▶ _Directions_:
Return the entries that follow exactly, with no images.

** Opening Data supplied block **

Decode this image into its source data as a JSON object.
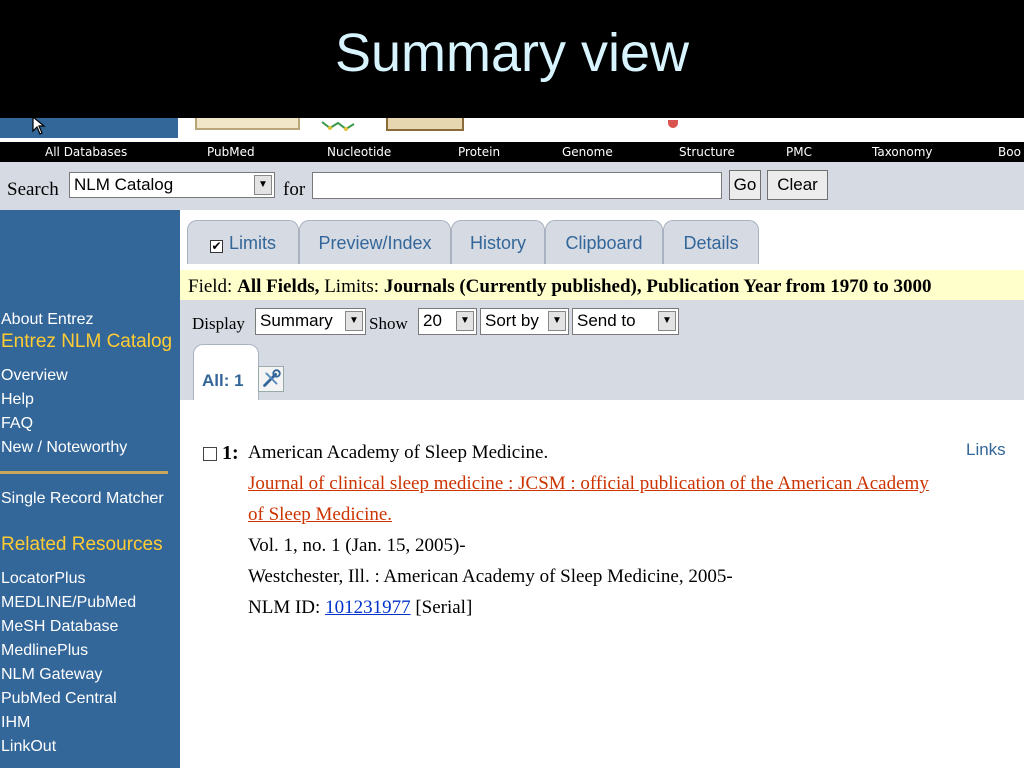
{
  "slide": {
    "title": "Summary view"
  },
  "nav": [
    "All Databases",
    "PubMed",
    "Nucleotide",
    "Protein",
    "Genome",
    "Structure",
    "PMC",
    "Taxonomy",
    "Boo"
  ],
  "search": {
    "label": "Search",
    "database": "NLM Catalog",
    "for_label": "for",
    "query": "",
    "go_label": "Go",
    "clear_label": "Clear"
  },
  "sidebar": {
    "about": "About Entrez",
    "section1_head": "Entrez NLM Catalog",
    "section1_items": [
      "Overview",
      "Help",
      "FAQ",
      "New / Noteworthy"
    ],
    "single_record": "Single Record Matcher",
    "section2_head": "Related Resources",
    "section2_items": [
      "LocatorPlus",
      "MEDLINE/PubMed",
      "MeSH Database",
      "MedlinePlus",
      "NLM Gateway",
      "PubMed Central",
      "IHM",
      "LinkOut"
    ]
  },
  "tabs": {
    "limits": "Limits",
    "preview": "Preview/Index",
    "history": "History",
    "clipboard": "Clipboard",
    "details": "Details",
    "limits_check": "✔"
  },
  "field": {
    "field_label": "Field:",
    "field_value": "All Fields,",
    "limits_label": "Limits:",
    "limits_value": "Journals (Currently published), Publication Year from 1970 to 3000"
  },
  "display": {
    "display_label": "Display",
    "display_value": "Summary",
    "show_label": "Show",
    "show_value": "20",
    "sort_value": "Sort by",
    "send_value": "Send to",
    "all_label": "All: 1"
  },
  "result": {
    "number": "1:",
    "links_label": "Links",
    "author": "American Academy of Sleep Medicine.",
    "title_line1": "Journal of clinical sleep medicine : JCSM : official publication of the American Academy",
    "title_line2": "of Sleep Medicine.",
    "volume": "Vol. 1, no. 1 (Jan. 15, 2005)-",
    "publisher": "Westchester, Ill. : American Academy of Sleep Medicine, 2005-",
    "nlm_id_label": "NLM ID:",
    "nlm_id": "101231977",
    "type": "[Serial]"
  },
  "colors": {
    "sidebar_bg": "#336699",
    "sidebar_head": "#ffcc33",
    "title_link": "#cc3300",
    "id_link": "#0033cc",
    "slide_title": "#d8f4ff"
  }
}
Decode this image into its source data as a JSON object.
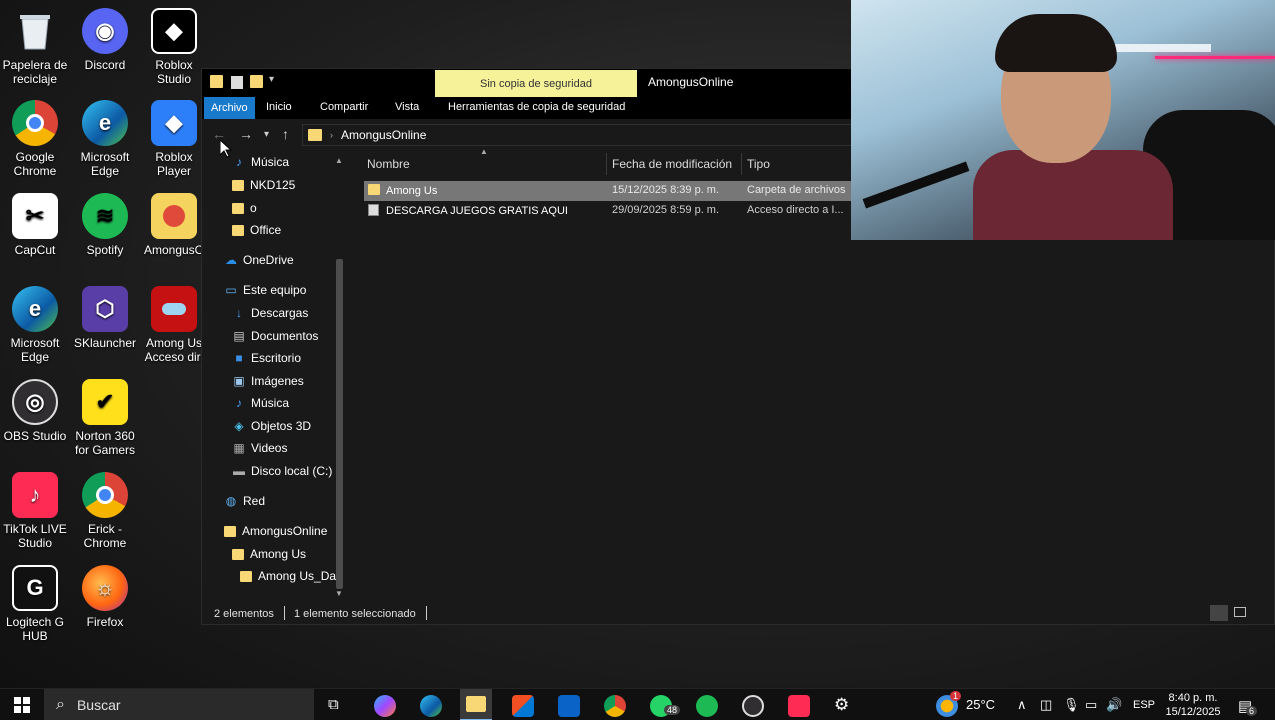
{
  "desktop": {
    "icons": [
      {
        "label": "Papelera de reciclaje",
        "icon": "recycle-bin-icon"
      },
      {
        "label": "Discord",
        "icon": "discord-icon"
      },
      {
        "label": "Roblox Studio",
        "icon": "roblox-studio-icon"
      },
      {
        "label": "Google Chrome",
        "icon": "chrome-icon"
      },
      {
        "label": "Microsoft Edge",
        "icon": "edge-icon"
      },
      {
        "label": "Roblox Player",
        "icon": "roblox-player-icon"
      },
      {
        "label": "CapCut",
        "icon": "capcut-icon"
      },
      {
        "label": "Spotify",
        "icon": "spotify-icon"
      },
      {
        "label": "AmongusO",
        "icon": "amongusonline-icon"
      },
      {
        "label": "Microsoft Edge",
        "icon": "edge-icon"
      },
      {
        "label": "SKlauncher",
        "icon": "sklauncher-icon"
      },
      {
        "label": "Among Us Acceso dir.",
        "icon": "among-us-icon"
      },
      {
        "label": "OBS Studio",
        "icon": "obs-icon"
      },
      {
        "label": "Norton 360 for Gamers",
        "icon": "norton-icon"
      },
      {
        "label": "TikTok LIVE Studio",
        "icon": "tiktok-icon"
      },
      {
        "label": "Erick - Chrome",
        "icon": "chrome-profile-icon"
      },
      {
        "label": "Logitech G HUB",
        "icon": "logitech-icon"
      },
      {
        "label": "Firefox",
        "icon": "firefox-icon"
      }
    ]
  },
  "explorer": {
    "title": "AmongusOnline",
    "backup_banner": "Sin copia de seguridad",
    "ribbon_tabs": [
      "Archivo",
      "Inicio",
      "Compartir",
      "Vista",
      "Herramientas de copia de seguridad"
    ],
    "address_path": "AmongusOnline",
    "nav_items": [
      {
        "label": "Música",
        "icon": "music-icon"
      },
      {
        "label": "NKD125",
        "icon": "folder-icon"
      },
      {
        "label": "o",
        "icon": "folder-icon"
      },
      {
        "label": "Office",
        "icon": "folder-icon"
      },
      {
        "label": "OneDrive",
        "icon": "onedrive-icon"
      },
      {
        "label": "Este equipo",
        "icon": "this-pc-icon"
      },
      {
        "label": "Descargas",
        "icon": "downloads-icon"
      },
      {
        "label": "Documentos",
        "icon": "documents-icon"
      },
      {
        "label": "Escritorio",
        "icon": "desktop-icon"
      },
      {
        "label": "Imágenes",
        "icon": "pictures-icon"
      },
      {
        "label": "Música",
        "icon": "music-icon"
      },
      {
        "label": "Objetos 3D",
        "icon": "objects3d-icon"
      },
      {
        "label": "Videos",
        "icon": "videos-icon"
      },
      {
        "label": "Disco local (C:)",
        "icon": "drive-icon"
      },
      {
        "label": "Red",
        "icon": "network-icon"
      },
      {
        "label": "AmongusOnline",
        "icon": "folder-icon"
      },
      {
        "label": "Among Us",
        "icon": "folder-icon"
      },
      {
        "label": "Among Us_Dat",
        "icon": "folder-icon"
      }
    ],
    "columns": [
      "Nombre",
      "Fecha de modificación",
      "Tipo"
    ],
    "files": [
      {
        "name": "Among Us",
        "date": "15/12/2025 8:39 p. m.",
        "type": "Carpeta de archivos",
        "icon": "folder-icon"
      },
      {
        "name": "DESCARGA JUEGOS GRATIS AQUI",
        "date": "29/09/2025 8:59 p. m.",
        "type": "Acceso directo a I...",
        "icon": "shortcut-icon"
      }
    ],
    "status": {
      "count": "2 elementos",
      "selected": "1 elemento seleccionado"
    }
  },
  "taskbar": {
    "search_placeholder": "Buscar",
    "weather": "25°C",
    "weather_badge": "1",
    "whatsapp_badge": "48",
    "language": "ESP",
    "time": "8:40 p. m.",
    "date": "15/12/2025",
    "notifications": "6"
  }
}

** Closing Data supplied block **

▶ _Answer area_:
Decode this image into its source data as a JSON object.
{
  "slide": {
    "title": "Summary view"
  },
  "nav": [
    "All Databases",
    "PubMed",
    "Nucleotide",
    "Protein",
    "Genome",
    "Structure",
    "PMC",
    "Taxonomy",
    "Boo"
  ],
  "search": {
    "label": "Search",
    "database": "NLM Catalog",
    "for_label": "for",
    "query": "",
    "go_label": "Go",
    "clear_label": "Clear"
  },
  "sidebar": {
    "about": "About Entrez",
    "section1_head": "Entrez NLM Catalog",
    "section1_items": [
      "Overview",
      "Help",
      "FAQ",
      "New / Noteworthy"
    ],
    "single_record": "Single Record Matcher",
    "section2_head": "Related Resources",
    "section2_items": [
      "LocatorPlus",
      "MEDLINE/PubMed",
      "MeSH Database",
      "MedlinePlus",
      "NLM Gateway",
      "PubMed Central",
      "IHM",
      "LinkOut"
    ]
  },
  "tabs": {
    "limits": "Limits",
    "preview": "Preview/Index",
    "history": "History",
    "clipboard": "Clipboard",
    "details": "Details",
    "limits_check": "✔"
  },
  "field": {
    "field_label": "Field:",
    "field_value": "All Fields,",
    "limits_label": "Limits:",
    "limits_value": "Journals (Currently published), Publication Year from 1970 to 3000"
  },
  "display": {
    "display_label": "Display",
    "display_value": "Summary",
    "show_label": "Show",
    "show_value": "20",
    "sort_value": "Sort by",
    "send_value": "Send to",
    "all_label": "All: 1"
  },
  "result": {
    "number": "1:",
    "links_label": "Links",
    "author": "American Academy of Sleep Medicine.",
    "title_line1": "Journal of clinical sleep medicine : JCSM : official publication of the American Academy",
    "title_line2": "of Sleep Medicine.",
    "volume": "Vol. 1, no. 1 (Jan. 15, 2005)-",
    "publisher": "Westchester, Ill. : American Academy of Sleep Medicine, 2005-",
    "nlm_id_label": "NLM ID:",
    "nlm_id": "101231977",
    "type": "[Serial]"
  },
  "colors": {
    "sidebar_bg": "#336699",
    "sidebar_head": "#ffcc33",
    "title_link": "#cc3300",
    "id_link": "#0033cc",
    "slide_title": "#d8f4ff"
  }
}
Decode this image into its source data as a JSON object.
{
  "desktop": {
    "icons": [
      {
        "label": "Papelera de reciclaje",
        "icon": "recycle-bin-icon"
      },
      {
        "label": "Discord",
        "icon": "discord-icon"
      },
      {
        "label": "Roblox Studio",
        "icon": "roblox-studio-icon"
      },
      {
        "label": "Google Chrome",
        "icon": "chrome-icon"
      },
      {
        "label": "Microsoft Edge",
        "icon": "edge-icon"
      },
      {
        "label": "Roblox Player",
        "icon": "roblox-player-icon"
      },
      {
        "label": "CapCut",
        "icon": "capcut-icon"
      },
      {
        "label": "Spotify",
        "icon": "spotify-icon"
      },
      {
        "label": "AmongusO",
        "icon": "amongusonline-icon"
      },
      {
        "label": "Microsoft Edge",
        "icon": "edge-icon"
      },
      {
        "label": "SKlauncher",
        "icon": "sklauncher-icon"
      },
      {
        "label": "Among Us Acceso dir.",
        "icon": "among-us-icon"
      },
      {
        "label": "OBS Studio",
        "icon": "obs-icon"
      },
      {
        "label": "Norton 360 for Gamers",
        "icon": "norton-icon"
      },
      {
        "label": "TikTok LIVE Studio",
        "icon": "tiktok-icon"
      },
      {
        "label": "Erick - Chrome",
        "icon": "chrome-profile-icon"
      },
      {
        "label": "Logitech G HUB",
        "icon": "logitech-icon"
      },
      {
        "label": "Firefox",
        "icon": "firefox-icon"
      }
    ]
  },
  "explorer": {
    "title": "AmongusOnline",
    "backup_banner": "Sin copia de seguridad",
    "ribbon_tabs": [
      "Archivo",
      "Inicio",
      "Compartir",
      "Vista",
      "Herramientas de copia de seguridad"
    ],
    "address_path": "AmongusOnline",
    "nav_items": [
      {
        "label": "Música",
        "icon": "music-icon"
      },
      {
        "label": "NKD125",
        "icon": "folder-icon"
      },
      {
        "label": "o",
        "icon": "folder-icon"
      },
      {
        "label": "Office",
        "icon": "folder-icon"
      },
      {
        "label": "OneDrive",
        "icon": "onedrive-icon"
      },
      {
        "label": "Este equipo",
        "icon": "this-pc-icon"
      },
      {
        "label": "Descargas",
        "icon": "downloads-icon"
      },
      {
        "label": "Documentos",
        "icon": "documents-icon"
      },
      {
        "label": "Escritorio",
        "icon": "desktop-icon"
      },
      {
        "label": "Imágenes",
        "icon": "pictures-icon"
      },
      {
        "label": "Música",
        "icon": "music-icon"
      },
      {
        "label": "Objetos 3D",
        "icon": "objects3d-icon"
      },
      {
        "label": "Videos",
        "icon": "videos-icon"
      },
      {
        "label": "Disco local (C:)",
        "icon": "drive-icon"
      },
      {
        "label": "Red",
        "icon": "network-icon"
      },
      {
        "label": "AmongusOnline",
        "icon": "folder-icon"
      },
      {
        "label": "Among Us",
        "icon": "folder-icon"
      },
      {
        "label": "Among Us_Dat",
        "icon": "folder-icon"
      }
    ],
    "columns": [
      "Nombre",
      "Fecha de modificación",
      "Tipo"
    ],
    "files": [
      {
        "name": "Among Us",
        "date": "15/12/2025 8:39 p. m.",
        "type": "Carpeta de archivos",
        "icon": "folder-icon"
      },
      {
        "name": "DESCARGA JUEGOS GRATIS AQUI",
        "date": "29/09/2025 8:59 p. m.",
        "type": "Acceso directo a I...",
        "icon": "shortcut-icon"
      }
    ],
    "status": {
      "count": "2 elementos",
      "selected": "1 elemento seleccionado"
    }
  },
  "taskbar": {
    "search_placeholder": "Buscar",
    "weather": "25°C",
    "weather_badge": "1",
    "whatsapp_badge": "48",
    "language": "ESP",
    "time": "8:40 p. m.",
    "date": "15/12/2025",
    "notifications": "6"
  }
}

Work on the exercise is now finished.